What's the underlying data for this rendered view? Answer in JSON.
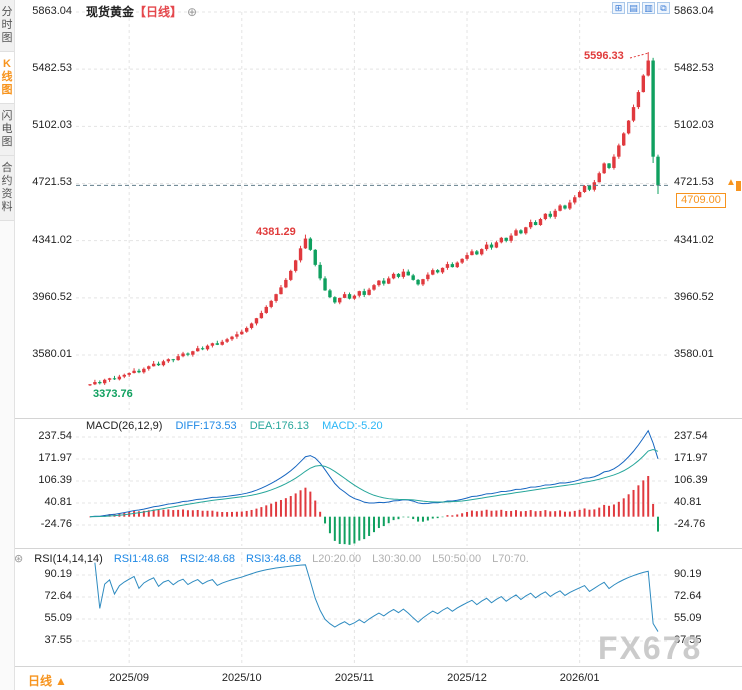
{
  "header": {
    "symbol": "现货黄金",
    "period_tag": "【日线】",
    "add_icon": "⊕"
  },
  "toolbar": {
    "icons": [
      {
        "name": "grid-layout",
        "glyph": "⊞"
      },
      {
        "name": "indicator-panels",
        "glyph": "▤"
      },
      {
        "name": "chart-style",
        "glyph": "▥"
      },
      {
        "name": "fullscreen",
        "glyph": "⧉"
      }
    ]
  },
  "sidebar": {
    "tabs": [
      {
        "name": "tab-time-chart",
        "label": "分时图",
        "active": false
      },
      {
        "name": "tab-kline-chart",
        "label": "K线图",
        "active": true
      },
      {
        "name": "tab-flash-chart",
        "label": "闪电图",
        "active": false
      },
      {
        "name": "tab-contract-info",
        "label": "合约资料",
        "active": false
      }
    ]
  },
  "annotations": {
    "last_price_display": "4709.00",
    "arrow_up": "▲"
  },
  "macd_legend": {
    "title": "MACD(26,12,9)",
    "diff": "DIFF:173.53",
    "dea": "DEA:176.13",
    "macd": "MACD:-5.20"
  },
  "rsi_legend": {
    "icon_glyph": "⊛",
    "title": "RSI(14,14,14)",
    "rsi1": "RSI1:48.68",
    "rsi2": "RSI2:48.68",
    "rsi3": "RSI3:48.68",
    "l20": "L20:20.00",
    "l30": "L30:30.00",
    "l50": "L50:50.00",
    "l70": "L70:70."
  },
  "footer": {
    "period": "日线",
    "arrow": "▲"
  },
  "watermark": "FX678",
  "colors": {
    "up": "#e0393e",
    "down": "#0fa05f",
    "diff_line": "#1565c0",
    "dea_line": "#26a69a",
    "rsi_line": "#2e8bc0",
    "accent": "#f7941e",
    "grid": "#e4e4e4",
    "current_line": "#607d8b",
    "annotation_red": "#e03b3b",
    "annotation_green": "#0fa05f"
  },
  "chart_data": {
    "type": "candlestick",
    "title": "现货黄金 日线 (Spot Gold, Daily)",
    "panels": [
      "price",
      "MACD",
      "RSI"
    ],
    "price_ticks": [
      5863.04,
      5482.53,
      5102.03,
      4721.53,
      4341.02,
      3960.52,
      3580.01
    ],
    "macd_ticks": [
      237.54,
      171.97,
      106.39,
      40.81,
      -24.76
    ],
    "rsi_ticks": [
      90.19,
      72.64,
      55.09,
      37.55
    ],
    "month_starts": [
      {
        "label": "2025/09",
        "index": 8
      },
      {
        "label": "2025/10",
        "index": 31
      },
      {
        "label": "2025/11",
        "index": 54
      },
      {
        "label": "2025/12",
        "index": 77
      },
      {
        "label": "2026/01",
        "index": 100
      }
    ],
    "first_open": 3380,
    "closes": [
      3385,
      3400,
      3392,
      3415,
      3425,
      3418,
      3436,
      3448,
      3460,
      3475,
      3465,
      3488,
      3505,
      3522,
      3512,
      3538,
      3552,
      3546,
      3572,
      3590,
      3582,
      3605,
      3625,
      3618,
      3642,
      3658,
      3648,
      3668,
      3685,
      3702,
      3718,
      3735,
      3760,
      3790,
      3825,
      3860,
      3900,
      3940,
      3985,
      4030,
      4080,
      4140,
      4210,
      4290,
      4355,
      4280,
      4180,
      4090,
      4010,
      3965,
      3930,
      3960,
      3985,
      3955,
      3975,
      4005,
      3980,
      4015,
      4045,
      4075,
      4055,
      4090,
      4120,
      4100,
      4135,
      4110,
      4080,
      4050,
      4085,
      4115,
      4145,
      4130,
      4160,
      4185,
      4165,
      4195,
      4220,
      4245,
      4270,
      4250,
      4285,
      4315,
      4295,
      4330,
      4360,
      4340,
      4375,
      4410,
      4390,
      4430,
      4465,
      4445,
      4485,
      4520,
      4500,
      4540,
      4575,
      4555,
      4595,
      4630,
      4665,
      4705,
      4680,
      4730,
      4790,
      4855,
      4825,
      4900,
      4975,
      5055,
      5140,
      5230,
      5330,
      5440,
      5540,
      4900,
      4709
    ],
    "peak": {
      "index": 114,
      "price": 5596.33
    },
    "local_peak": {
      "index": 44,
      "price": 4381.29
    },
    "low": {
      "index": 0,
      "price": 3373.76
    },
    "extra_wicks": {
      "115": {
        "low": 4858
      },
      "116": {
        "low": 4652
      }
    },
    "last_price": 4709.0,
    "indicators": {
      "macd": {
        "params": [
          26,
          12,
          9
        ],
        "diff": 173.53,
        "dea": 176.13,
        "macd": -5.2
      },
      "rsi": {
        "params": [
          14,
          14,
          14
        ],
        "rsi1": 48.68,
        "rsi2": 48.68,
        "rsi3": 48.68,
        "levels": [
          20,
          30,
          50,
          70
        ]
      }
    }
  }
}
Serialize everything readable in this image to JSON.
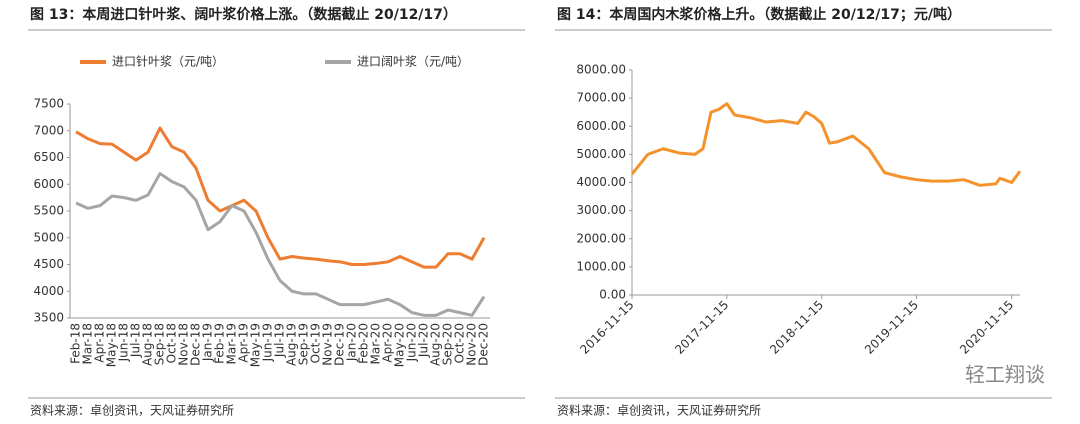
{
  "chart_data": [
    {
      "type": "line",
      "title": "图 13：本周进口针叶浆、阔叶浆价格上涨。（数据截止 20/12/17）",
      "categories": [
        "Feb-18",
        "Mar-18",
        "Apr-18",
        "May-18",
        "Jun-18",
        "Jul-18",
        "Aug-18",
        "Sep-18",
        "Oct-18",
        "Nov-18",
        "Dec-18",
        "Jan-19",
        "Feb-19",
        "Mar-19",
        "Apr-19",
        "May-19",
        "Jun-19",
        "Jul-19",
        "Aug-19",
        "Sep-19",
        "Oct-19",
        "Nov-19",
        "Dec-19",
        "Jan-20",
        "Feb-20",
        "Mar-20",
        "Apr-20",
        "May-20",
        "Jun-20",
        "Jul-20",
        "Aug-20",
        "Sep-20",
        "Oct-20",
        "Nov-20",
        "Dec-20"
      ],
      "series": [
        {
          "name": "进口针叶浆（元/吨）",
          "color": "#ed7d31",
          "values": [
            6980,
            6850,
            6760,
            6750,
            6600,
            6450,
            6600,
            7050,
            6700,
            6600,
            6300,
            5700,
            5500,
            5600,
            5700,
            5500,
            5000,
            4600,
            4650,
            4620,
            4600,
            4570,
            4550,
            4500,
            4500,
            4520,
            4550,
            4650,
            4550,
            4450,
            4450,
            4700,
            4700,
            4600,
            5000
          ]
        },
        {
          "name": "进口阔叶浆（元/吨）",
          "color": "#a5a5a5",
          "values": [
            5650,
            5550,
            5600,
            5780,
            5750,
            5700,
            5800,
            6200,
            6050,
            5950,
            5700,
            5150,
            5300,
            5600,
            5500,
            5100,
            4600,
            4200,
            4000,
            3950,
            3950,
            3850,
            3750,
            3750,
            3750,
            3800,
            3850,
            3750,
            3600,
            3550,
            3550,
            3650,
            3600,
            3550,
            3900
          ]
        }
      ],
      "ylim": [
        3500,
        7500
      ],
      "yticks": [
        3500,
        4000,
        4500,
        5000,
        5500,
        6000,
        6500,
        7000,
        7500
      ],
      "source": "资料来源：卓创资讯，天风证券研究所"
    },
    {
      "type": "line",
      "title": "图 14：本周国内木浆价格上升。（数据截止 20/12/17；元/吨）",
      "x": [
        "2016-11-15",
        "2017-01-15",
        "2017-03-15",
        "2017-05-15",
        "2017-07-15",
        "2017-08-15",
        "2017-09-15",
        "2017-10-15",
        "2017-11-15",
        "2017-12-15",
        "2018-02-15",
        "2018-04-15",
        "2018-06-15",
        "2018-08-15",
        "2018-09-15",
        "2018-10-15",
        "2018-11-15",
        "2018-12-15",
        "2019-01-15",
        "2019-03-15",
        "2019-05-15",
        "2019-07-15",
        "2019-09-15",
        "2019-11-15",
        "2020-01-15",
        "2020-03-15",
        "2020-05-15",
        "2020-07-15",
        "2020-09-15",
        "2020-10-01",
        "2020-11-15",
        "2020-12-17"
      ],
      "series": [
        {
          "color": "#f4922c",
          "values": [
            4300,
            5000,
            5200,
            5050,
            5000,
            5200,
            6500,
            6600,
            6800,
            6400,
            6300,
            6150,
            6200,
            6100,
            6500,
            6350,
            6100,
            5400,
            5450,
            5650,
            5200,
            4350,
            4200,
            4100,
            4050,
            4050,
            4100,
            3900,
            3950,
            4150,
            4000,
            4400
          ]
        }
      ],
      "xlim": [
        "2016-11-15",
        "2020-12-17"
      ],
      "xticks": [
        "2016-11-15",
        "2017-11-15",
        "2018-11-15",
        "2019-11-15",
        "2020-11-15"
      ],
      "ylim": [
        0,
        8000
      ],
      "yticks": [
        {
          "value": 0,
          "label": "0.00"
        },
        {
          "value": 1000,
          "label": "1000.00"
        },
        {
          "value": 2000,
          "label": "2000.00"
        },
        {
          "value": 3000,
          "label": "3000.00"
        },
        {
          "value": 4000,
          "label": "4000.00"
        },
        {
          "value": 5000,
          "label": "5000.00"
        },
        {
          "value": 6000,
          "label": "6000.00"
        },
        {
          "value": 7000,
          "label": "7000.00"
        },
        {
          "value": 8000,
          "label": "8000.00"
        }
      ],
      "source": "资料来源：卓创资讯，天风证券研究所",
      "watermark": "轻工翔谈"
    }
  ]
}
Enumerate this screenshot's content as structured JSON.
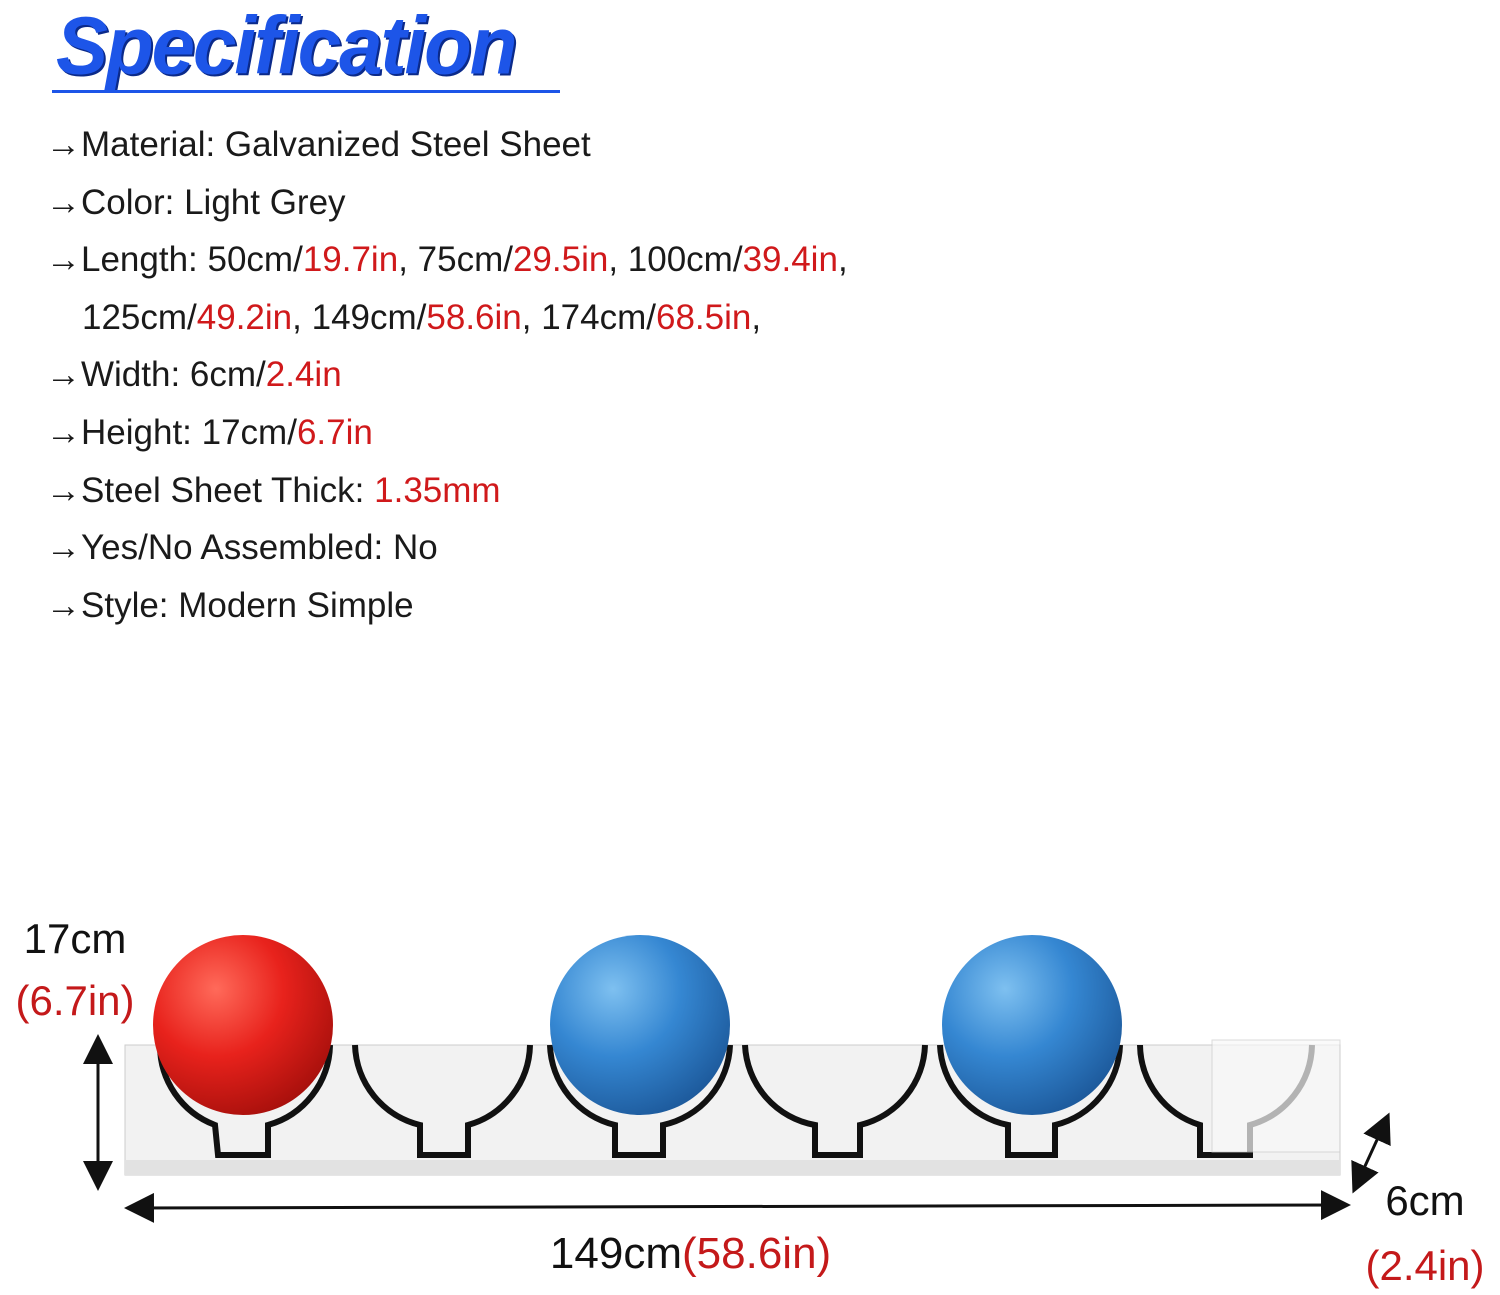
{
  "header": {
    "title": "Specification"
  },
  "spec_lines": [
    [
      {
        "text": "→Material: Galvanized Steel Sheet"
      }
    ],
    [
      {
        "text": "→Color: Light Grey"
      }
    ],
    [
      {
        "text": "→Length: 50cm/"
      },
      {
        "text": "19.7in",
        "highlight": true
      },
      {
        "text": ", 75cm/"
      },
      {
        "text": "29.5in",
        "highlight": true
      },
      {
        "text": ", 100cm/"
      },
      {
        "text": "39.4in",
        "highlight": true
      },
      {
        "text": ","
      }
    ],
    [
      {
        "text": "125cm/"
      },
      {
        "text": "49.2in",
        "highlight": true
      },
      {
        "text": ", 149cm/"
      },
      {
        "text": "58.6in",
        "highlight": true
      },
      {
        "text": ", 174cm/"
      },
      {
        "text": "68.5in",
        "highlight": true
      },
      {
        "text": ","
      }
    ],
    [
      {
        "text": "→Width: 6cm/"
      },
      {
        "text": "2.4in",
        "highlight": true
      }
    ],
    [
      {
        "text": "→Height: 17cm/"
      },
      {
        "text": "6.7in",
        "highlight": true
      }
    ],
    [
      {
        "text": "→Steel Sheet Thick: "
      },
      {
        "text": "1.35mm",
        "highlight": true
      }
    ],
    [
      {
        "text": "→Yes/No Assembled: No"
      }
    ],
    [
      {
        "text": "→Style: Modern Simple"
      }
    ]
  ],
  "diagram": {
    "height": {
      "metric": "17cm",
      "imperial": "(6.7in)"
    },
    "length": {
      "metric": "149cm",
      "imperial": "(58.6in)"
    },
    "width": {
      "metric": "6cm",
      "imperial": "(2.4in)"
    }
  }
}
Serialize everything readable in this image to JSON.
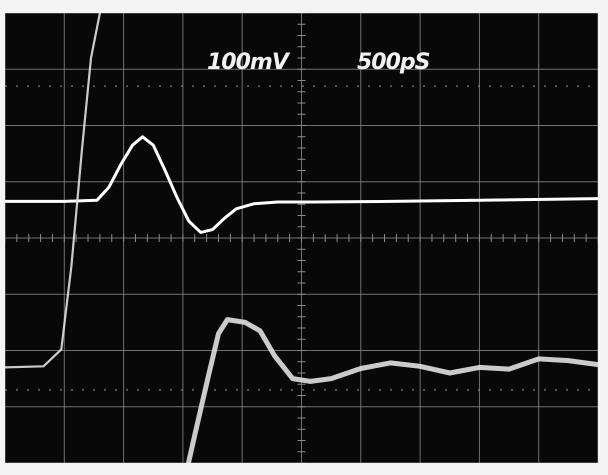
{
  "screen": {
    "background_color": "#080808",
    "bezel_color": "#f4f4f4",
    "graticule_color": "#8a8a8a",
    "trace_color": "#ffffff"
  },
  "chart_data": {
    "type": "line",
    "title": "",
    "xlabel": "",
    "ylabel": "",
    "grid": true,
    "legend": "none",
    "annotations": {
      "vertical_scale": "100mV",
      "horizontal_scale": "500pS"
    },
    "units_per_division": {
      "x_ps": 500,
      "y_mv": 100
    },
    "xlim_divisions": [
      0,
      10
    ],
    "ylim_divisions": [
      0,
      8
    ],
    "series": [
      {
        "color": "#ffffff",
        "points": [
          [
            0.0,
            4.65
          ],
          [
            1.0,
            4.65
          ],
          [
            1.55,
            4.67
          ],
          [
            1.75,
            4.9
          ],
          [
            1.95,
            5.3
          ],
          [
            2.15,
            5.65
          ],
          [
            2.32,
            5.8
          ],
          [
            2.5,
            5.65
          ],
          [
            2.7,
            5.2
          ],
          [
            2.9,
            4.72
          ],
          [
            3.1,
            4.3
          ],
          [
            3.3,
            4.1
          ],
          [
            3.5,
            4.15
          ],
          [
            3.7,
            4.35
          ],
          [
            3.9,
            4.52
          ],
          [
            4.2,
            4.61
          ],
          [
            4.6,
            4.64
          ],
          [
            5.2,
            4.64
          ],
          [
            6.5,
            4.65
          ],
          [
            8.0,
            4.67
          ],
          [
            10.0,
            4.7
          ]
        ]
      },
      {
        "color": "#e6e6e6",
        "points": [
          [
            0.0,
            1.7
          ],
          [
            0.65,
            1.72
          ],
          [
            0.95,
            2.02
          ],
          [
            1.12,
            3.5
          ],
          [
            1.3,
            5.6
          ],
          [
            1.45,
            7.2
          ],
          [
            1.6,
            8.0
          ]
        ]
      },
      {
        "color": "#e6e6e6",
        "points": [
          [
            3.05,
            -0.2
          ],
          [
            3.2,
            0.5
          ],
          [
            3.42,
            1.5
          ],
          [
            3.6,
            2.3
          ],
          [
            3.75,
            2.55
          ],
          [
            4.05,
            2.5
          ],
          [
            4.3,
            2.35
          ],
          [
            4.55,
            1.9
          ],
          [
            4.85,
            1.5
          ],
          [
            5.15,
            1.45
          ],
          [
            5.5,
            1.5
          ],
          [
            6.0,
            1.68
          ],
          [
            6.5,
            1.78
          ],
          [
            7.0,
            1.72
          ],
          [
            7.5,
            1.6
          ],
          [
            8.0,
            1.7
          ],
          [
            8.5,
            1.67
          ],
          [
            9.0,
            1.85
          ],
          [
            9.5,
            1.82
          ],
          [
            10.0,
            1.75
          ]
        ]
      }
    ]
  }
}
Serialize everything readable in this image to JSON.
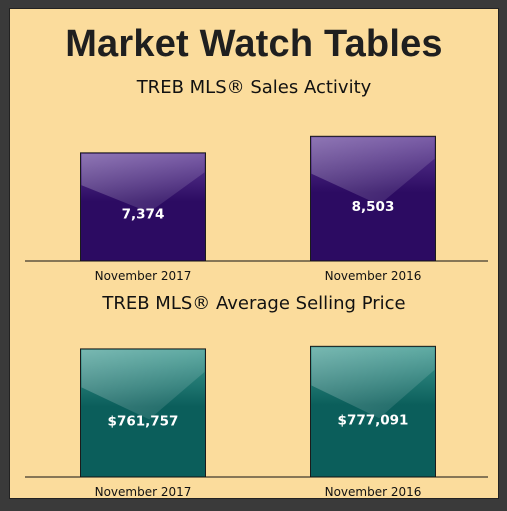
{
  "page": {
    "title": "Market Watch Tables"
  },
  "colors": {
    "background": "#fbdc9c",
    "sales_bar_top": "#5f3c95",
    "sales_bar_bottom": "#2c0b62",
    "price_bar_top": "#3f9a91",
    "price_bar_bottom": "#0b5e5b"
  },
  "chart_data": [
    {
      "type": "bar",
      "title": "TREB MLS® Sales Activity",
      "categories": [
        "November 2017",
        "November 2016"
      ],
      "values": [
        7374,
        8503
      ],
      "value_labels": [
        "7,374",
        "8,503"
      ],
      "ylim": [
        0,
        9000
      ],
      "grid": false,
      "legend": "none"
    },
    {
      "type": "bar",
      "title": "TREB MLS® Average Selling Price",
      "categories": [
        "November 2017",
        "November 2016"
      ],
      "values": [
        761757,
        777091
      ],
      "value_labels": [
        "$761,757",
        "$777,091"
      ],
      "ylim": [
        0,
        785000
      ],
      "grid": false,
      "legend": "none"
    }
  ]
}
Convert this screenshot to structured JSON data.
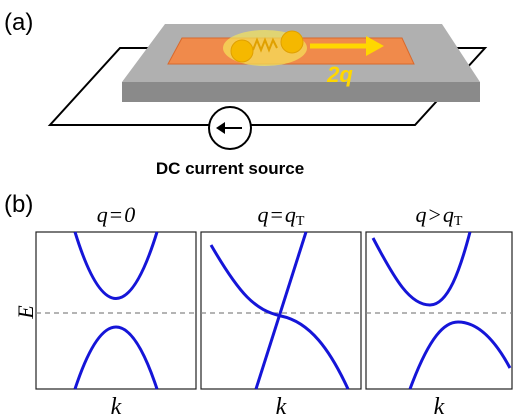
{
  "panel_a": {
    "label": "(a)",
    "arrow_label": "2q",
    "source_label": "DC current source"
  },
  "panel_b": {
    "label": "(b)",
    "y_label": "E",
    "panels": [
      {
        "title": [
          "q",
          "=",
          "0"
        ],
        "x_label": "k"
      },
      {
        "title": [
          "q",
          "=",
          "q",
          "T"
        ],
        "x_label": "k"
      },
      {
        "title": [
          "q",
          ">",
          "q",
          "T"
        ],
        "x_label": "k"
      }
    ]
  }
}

+++

● **What to work on**:
Gather each line from the listing above that holds "screenshot".

● **Reply to the task**:
Enumerate this screenshot's content as structured JSON.
Convert this screenshot to structured JSON data.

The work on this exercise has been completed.